Return all lines in the material below that contain "anchored".
== RECORDS FOR THIS TASK ==
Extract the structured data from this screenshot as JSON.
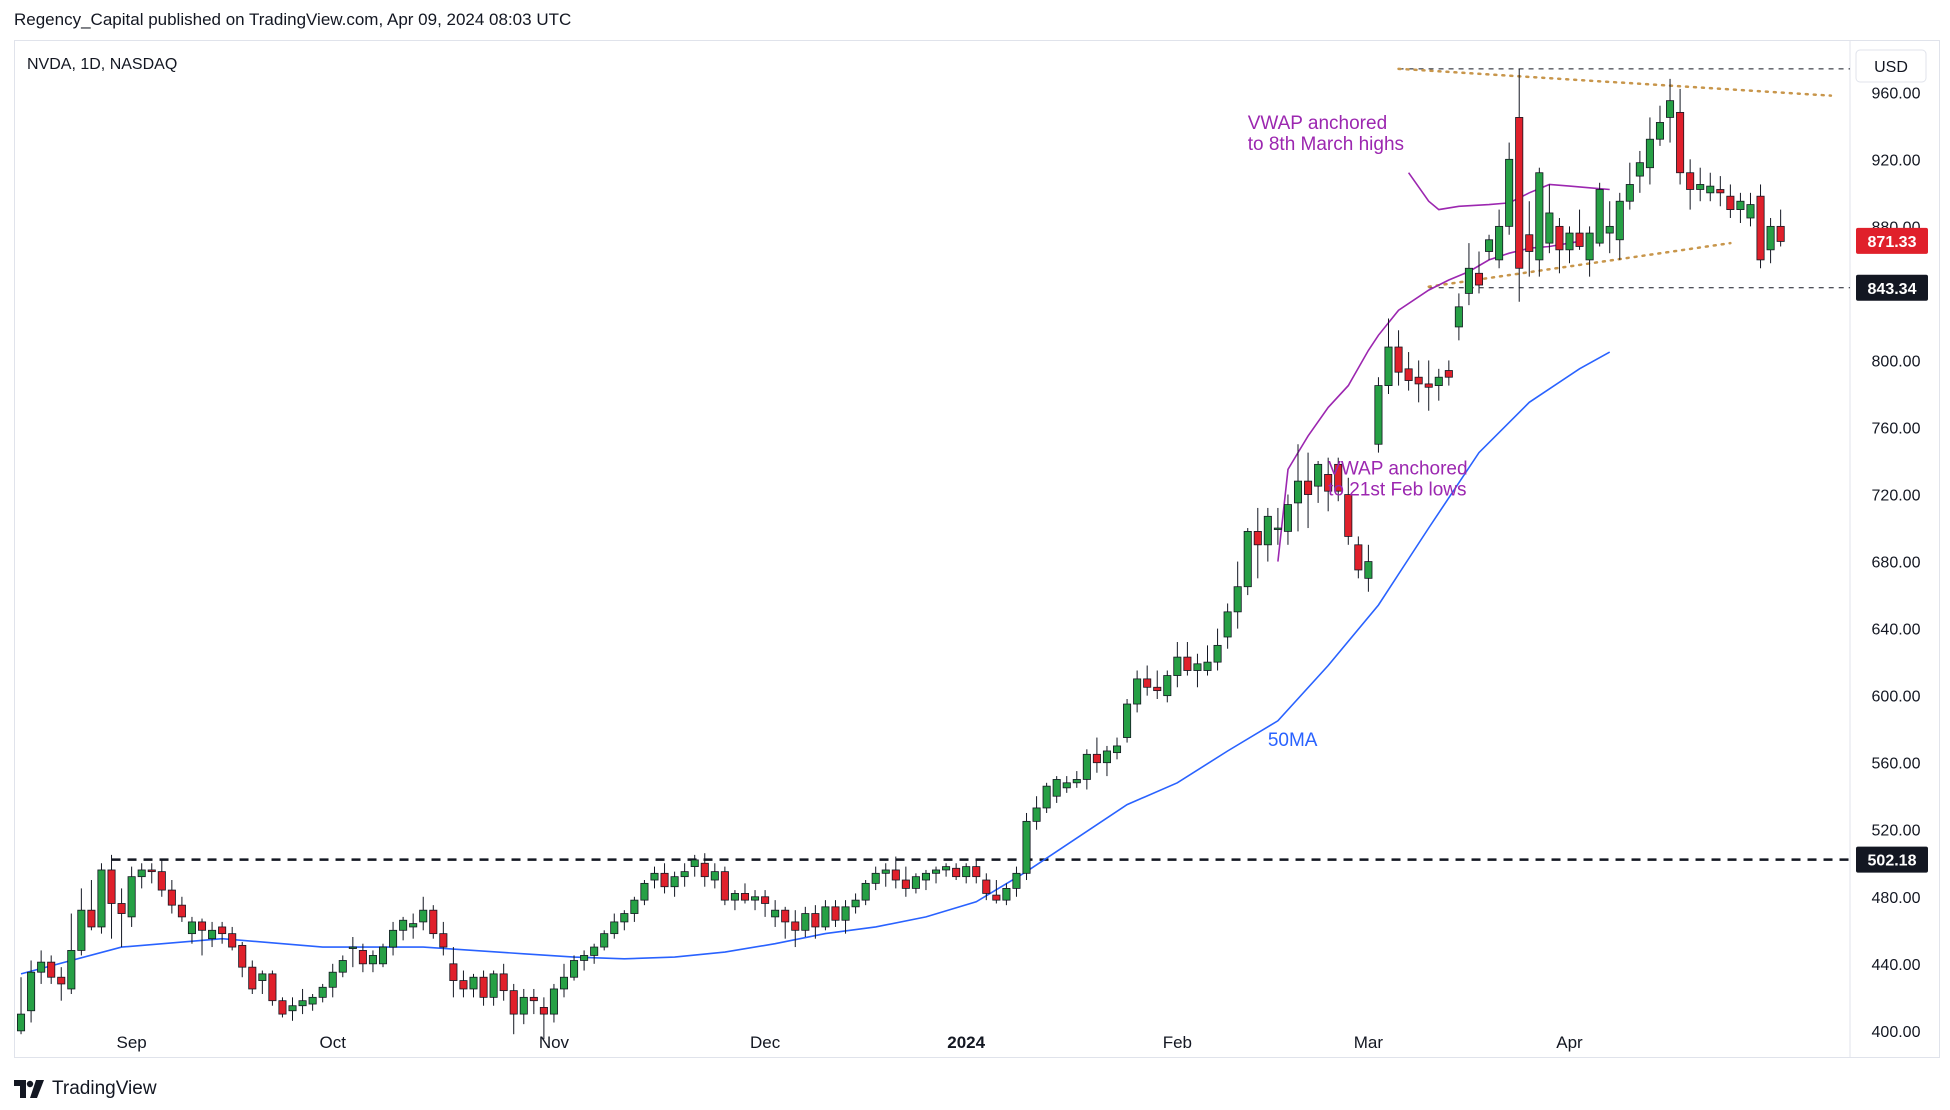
{
  "header": {
    "published": "Regency_Capital published on TradingView.com, Apr 09, 2024 08:03 UTC",
    "symbol": "NVDA, 1D, NASDAQ",
    "currency": "USD"
  },
  "footer": {
    "brand": "TradingView"
  },
  "colors": {
    "up": "#26a045",
    "down": "#e0202b",
    "ma": "#2962ff",
    "vwap": "#9c27b0",
    "trend": "#c8964b"
  },
  "chart_data": {
    "type": "candlestick",
    "title": "NVDA, 1D, NASDAQ",
    "ylim": [
      385,
      990
    ],
    "y_ticks": [
      400,
      440,
      480,
      520,
      560,
      600,
      640,
      680,
      720,
      760,
      800,
      840,
      880,
      920,
      960
    ],
    "y_tick_labels": [
      "400.00",
      "440.00",
      "480.00",
      "520.00",
      "560.00",
      "600.00",
      "640.00",
      "680.00",
      "720.00",
      "760.00",
      "800.00",
      "",
      "880.00",
      "920.00",
      "960.00"
    ],
    "x_ticks": [
      {
        "label": "Sep",
        "index": 11
      },
      {
        "label": "Oct",
        "index": 31
      },
      {
        "label": "Nov",
        "index": 53
      },
      {
        "label": "Dec",
        "index": 74
      },
      {
        "label": "2024",
        "index": 94
      },
      {
        "label": "Feb",
        "index": 115
      },
      {
        "label": "Mar",
        "index": 134
      },
      {
        "label": "Apr",
        "index": 154
      }
    ],
    "candles": [
      [
        400,
        432,
        398,
        410
      ],
      [
        412,
        442,
        405,
        435
      ],
      [
        435,
        448,
        428,
        441
      ],
      [
        441,
        445,
        428,
        432
      ],
      [
        432,
        438,
        418,
        428
      ],
      [
        425,
        470,
        422,
        448
      ],
      [
        448,
        485,
        445,
        472
      ],
      [
        472,
        490,
        460,
        462
      ],
      [
        462,
        500,
        458,
        496
      ],
      [
        496,
        505,
        455,
        476
      ],
      [
        476,
        485,
        450,
        470
      ],
      [
        468,
        498,
        462,
        492
      ],
      [
        492,
        500,
        485,
        496
      ],
      [
        496,
        500,
        488,
        495
      ],
      [
        495,
        502,
        480,
        484
      ],
      [
        484,
        490,
        470,
        475
      ],
      [
        475,
        480,
        465,
        468
      ],
      [
        458,
        468,
        452,
        465
      ],
      [
        465,
        467,
        445,
        460
      ],
      [
        455,
        465,
        450,
        460
      ],
      [
        462,
        465,
        452,
        458
      ],
      [
        458,
        462,
        448,
        450
      ],
      [
        451,
        453,
        432,
        438
      ],
      [
        438,
        442,
        422,
        425
      ],
      [
        430,
        436,
        422,
        434
      ],
      [
        434,
        436,
        415,
        418
      ],
      [
        418,
        420,
        408,
        410
      ],
      [
        412,
        420,
        406,
        415
      ],
      [
        415,
        425,
        410,
        418
      ],
      [
        416,
        422,
        412,
        420
      ],
      [
        420,
        428,
        417,
        426
      ],
      [
        426,
        440,
        420,
        435
      ],
      [
        435,
        445,
        432,
        442
      ],
      [
        450,
        456,
        438,
        450
      ],
      [
        448,
        452,
        435,
        440
      ],
      [
        440,
        448,
        435,
        445
      ],
      [
        440,
        452,
        438,
        450
      ],
      [
        450,
        465,
        445,
        460
      ],
      [
        460,
        468,
        454,
        466
      ],
      [
        462,
        470,
        455,
        464
      ],
      [
        465,
        480,
        460,
        472
      ],
      [
        472,
        475,
        455,
        458
      ],
      [
        458,
        465,
        445,
        450
      ],
      [
        440,
        450,
        420,
        430
      ],
      [
        430,
        436,
        420,
        425
      ],
      [
        425,
        434,
        420,
        432
      ],
      [
        432,
        436,
        415,
        420
      ],
      [
        420,
        436,
        415,
        434
      ],
      [
        434,
        440,
        418,
        424
      ],
      [
        424,
        428,
        398,
        410
      ],
      [
        410,
        425,
        404,
        420
      ],
      [
        420,
        425,
        410,
        418
      ],
      [
        414,
        420,
        395,
        410
      ],
      [
        410,
        428,
        405,
        425
      ],
      [
        425,
        440,
        420,
        432
      ],
      [
        432,
        445,
        430,
        442
      ],
      [
        442,
        448,
        436,
        445
      ],
      [
        445,
        452,
        440,
        450
      ],
      [
        450,
        460,
        448,
        458
      ],
      [
        458,
        470,
        455,
        465
      ],
      [
        465,
        472,
        460,
        470
      ],
      [
        470,
        480,
        465,
        478
      ],
      [
        478,
        490,
        475,
        488
      ],
      [
        490,
        498,
        485,
        494
      ],
      [
        494,
        500,
        482,
        486
      ],
      [
        486,
        495,
        480,
        492
      ],
      [
        492,
        500,
        486,
        495
      ],
      [
        498,
        505,
        492,
        502
      ],
      [
        500,
        506,
        486,
        492
      ],
      [
        490,
        500,
        485,
        495
      ],
      [
        495,
        498,
        475,
        478
      ],
      [
        478,
        484,
        472,
        482
      ],
      [
        482,
        488,
        476,
        478
      ],
      [
        478,
        484,
        472,
        480
      ],
      [
        480,
        484,
        468,
        476
      ],
      [
        468,
        478,
        462,
        472
      ],
      [
        472,
        474,
        455,
        465
      ],
      [
        465,
        472,
        450,
        460
      ],
      [
        460,
        474,
        456,
        470
      ],
      [
        470,
        475,
        455,
        462
      ],
      [
        462,
        478,
        460,
        474
      ],
      [
        474,
        478,
        462,
        466
      ],
      [
        466,
        478,
        458,
        474
      ],
      [
        474,
        482,
        470,
        478
      ],
      [
        478,
        490,
        475,
        488
      ],
      [
        488,
        498,
        484,
        494
      ],
      [
        494,
        500,
        486,
        496
      ],
      [
        496,
        504,
        485,
        490
      ],
      [
        490,
        498,
        480,
        485
      ],
      [
        485,
        494,
        482,
        492
      ],
      [
        490,
        496,
        484,
        494
      ],
      [
        494,
        498,
        488,
        496
      ],
      [
        496,
        500,
        492,
        498
      ],
      [
        497,
        500,
        490,
        492
      ],
      [
        492,
        500,
        488,
        498
      ],
      [
        498,
        502,
        488,
        492
      ],
      [
        490,
        494,
        478,
        482
      ],
      [
        481,
        490,
        476,
        478
      ],
      [
        478,
        488,
        475,
        485
      ],
      [
        485,
        498,
        480,
        494
      ],
      [
        494,
        530,
        490,
        525
      ],
      [
        525,
        540,
        520,
        533
      ],
      [
        533,
        548,
        530,
        546
      ],
      [
        540,
        552,
        536,
        550
      ],
      [
        545,
        552,
        542,
        548
      ],
      [
        548,
        555,
        545,
        550
      ],
      [
        550,
        568,
        544,
        565
      ],
      [
        565,
        575,
        554,
        560
      ],
      [
        560,
        570,
        552,
        567
      ],
      [
        566,
        575,
        562,
        570
      ],
      [
        575,
        598,
        572,
        595
      ],
      [
        595,
        615,
        590,
        610
      ],
      [
        610,
        618,
        600,
        605
      ],
      [
        605,
        615,
        598,
        603
      ],
      [
        600,
        615,
        596,
        612
      ],
      [
        612,
        632,
        605,
        623
      ],
      [
        623,
        632,
        612,
        615
      ],
      [
        615,
        625,
        605,
        619
      ],
      [
        615,
        630,
        612,
        620
      ],
      [
        620,
        640,
        615,
        630
      ],
      [
        635,
        655,
        628,
        650
      ],
      [
        650,
        680,
        640,
        665
      ],
      [
        665,
        700,
        660,
        698
      ],
      [
        698,
        712,
        670,
        690
      ],
      [
        690,
        712,
        680,
        707
      ],
      [
        700,
        712,
        690,
        700
      ],
      [
        698,
        720,
        690,
        714
      ],
      [
        715,
        750,
        698,
        728
      ],
      [
        728,
        745,
        700,
        720
      ],
      [
        725,
        740,
        715,
        738
      ],
      [
        732,
        742,
        710,
        722
      ],
      [
        738,
        742,
        716,
        722
      ],
      [
        720,
        730,
        690,
        695
      ],
      [
        690,
        695,
        670,
        675
      ],
      [
        670,
        690,
        662,
        680
      ],
      [
        750,
        790,
        745,
        785
      ],
      [
        785,
        825,
        780,
        808
      ],
      [
        808,
        818,
        785,
        793
      ],
      [
        795,
        805,
        782,
        788
      ],
      [
        790,
        800,
        775,
        786
      ],
      [
        786,
        800,
        770,
        784
      ],
      [
        785,
        795,
        776,
        790
      ],
      [
        794,
        800,
        785,
        790
      ],
      [
        820,
        840,
        812,
        832
      ],
      [
        840,
        870,
        833,
        855
      ],
      [
        852,
        865,
        840,
        845
      ],
      [
        865,
        875,
        860,
        872
      ],
      [
        860,
        890,
        855,
        880
      ],
      [
        880,
        930,
        875,
        920
      ],
      [
        945,
        974,
        835,
        855
      ],
      [
        875,
        895,
        850,
        865
      ],
      [
        860,
        915,
        850,
        912
      ],
      [
        870,
        905,
        864,
        888
      ],
      [
        880,
        885,
        852,
        866
      ],
      [
        866,
        880,
        858,
        876
      ],
      [
        876,
        890,
        866,
        868
      ],
      [
        860,
        880,
        850,
        876
      ],
      [
        870,
        906,
        868,
        902
      ],
      [
        876,
        895,
        864,
        880
      ],
      [
        872,
        900,
        860,
        895
      ],
      [
        895,
        918,
        890,
        905
      ],
      [
        910,
        925,
        900,
        918
      ],
      [
        915,
        945,
        905,
        932
      ],
      [
        932,
        952,
        928,
        942
      ],
      [
        945,
        968,
        930,
        955
      ],
      [
        948,
        962,
        905,
        912
      ],
      [
        912,
        920,
        890,
        902
      ],
      [
        902,
        915,
        895,
        905
      ],
      [
        900,
        912,
        895,
        904
      ],
      [
        902,
        910,
        892,
        900
      ],
      [
        898,
        905,
        885,
        890
      ],
      [
        890,
        900,
        882,
        895
      ],
      [
        885,
        900,
        880,
        893
      ],
      [
        898,
        905,
        855,
        860
      ],
      [
        866,
        885,
        858,
        880
      ],
      [
        880,
        890,
        868,
        871
      ]
    ],
    "series": [
      {
        "name": "50MA",
        "label_at": {
          "index": 124,
          "value": 570
        },
        "points": [
          [
            0,
            434
          ],
          [
            10,
            450
          ],
          [
            20,
            455
          ],
          [
            30,
            450
          ],
          [
            40,
            450
          ],
          [
            50,
            446
          ],
          [
            55,
            444
          ],
          [
            60,
            443
          ],
          [
            65,
            444
          ],
          [
            70,
            447
          ],
          [
            75,
            452
          ],
          [
            80,
            458
          ],
          [
            85,
            462
          ],
          [
            90,
            468
          ],
          [
            95,
            477
          ],
          [
            100,
            495
          ],
          [
            105,
            515
          ],
          [
            110,
            535
          ],
          [
            115,
            548
          ],
          [
            120,
            567
          ],
          [
            125,
            585
          ],
          [
            130,
            618
          ],
          [
            135,
            654
          ],
          [
            140,
            700
          ],
          [
            145,
            745
          ],
          [
            150,
            775
          ],
          [
            155,
            795
          ],
          [
            158,
            805
          ]
        ]
      },
      {
        "name": "VWAP",
        "label": "VWAP anchored to 21st Feb lows",
        "label_at": {
          "index": 130,
          "value": 732
        },
        "points": [
          [
            125,
            680
          ],
          [
            126,
            735
          ],
          [
            127,
            745
          ],
          [
            128,
            755
          ],
          [
            130,
            772
          ],
          [
            132,
            785
          ],
          [
            134,
            806
          ],
          [
            135,
            815
          ],
          [
            137,
            830
          ],
          [
            140,
            842
          ],
          [
            142,
            848
          ],
          [
            144,
            853
          ],
          [
            146,
            860
          ],
          [
            148,
            864
          ],
          [
            150,
            867
          ],
          [
            152,
            868
          ],
          [
            154,
            870
          ],
          [
            155,
            871
          ]
        ]
      },
      {
        "name": "VWAP",
        "label": "VWAP anchored to 8th March highs",
        "label_at": {
          "index": 122,
          "value": 938
        },
        "points": [
          [
            138,
            912
          ],
          [
            140,
            895
          ],
          [
            141,
            890
          ],
          [
            143,
            892
          ],
          [
            146,
            893
          ],
          [
            148,
            894
          ],
          [
            150,
            900
          ],
          [
            152,
            905
          ],
          [
            154,
            904
          ],
          [
            156,
            903
          ],
          [
            158,
            902
          ]
        ]
      }
    ],
    "horizontal_lines": [
      {
        "value": 502.18,
        "label": "502.18",
        "from_index": 9,
        "style": "dashed-bold"
      },
      {
        "value": 974.0,
        "from_index": 137,
        "style": "dashed-thin"
      },
      {
        "value": 843.34,
        "label": "843.34",
        "from_index": 140,
        "style": "dashed-thin"
      }
    ],
    "trendlines": [
      {
        "from": [
          137,
          974
        ],
        "to": [
          180,
          958
        ]
      },
      {
        "from": [
          140,
          844
        ],
        "to": [
          170,
          870
        ]
      }
    ],
    "last_price": {
      "value": 871.33,
      "label": "871.33"
    }
  }
}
===
* WRITTEN RESPONSE:
        "label": "VWAP anchored to 21st Feb lows",
        "label": "VWAP anchored to 8th March highs",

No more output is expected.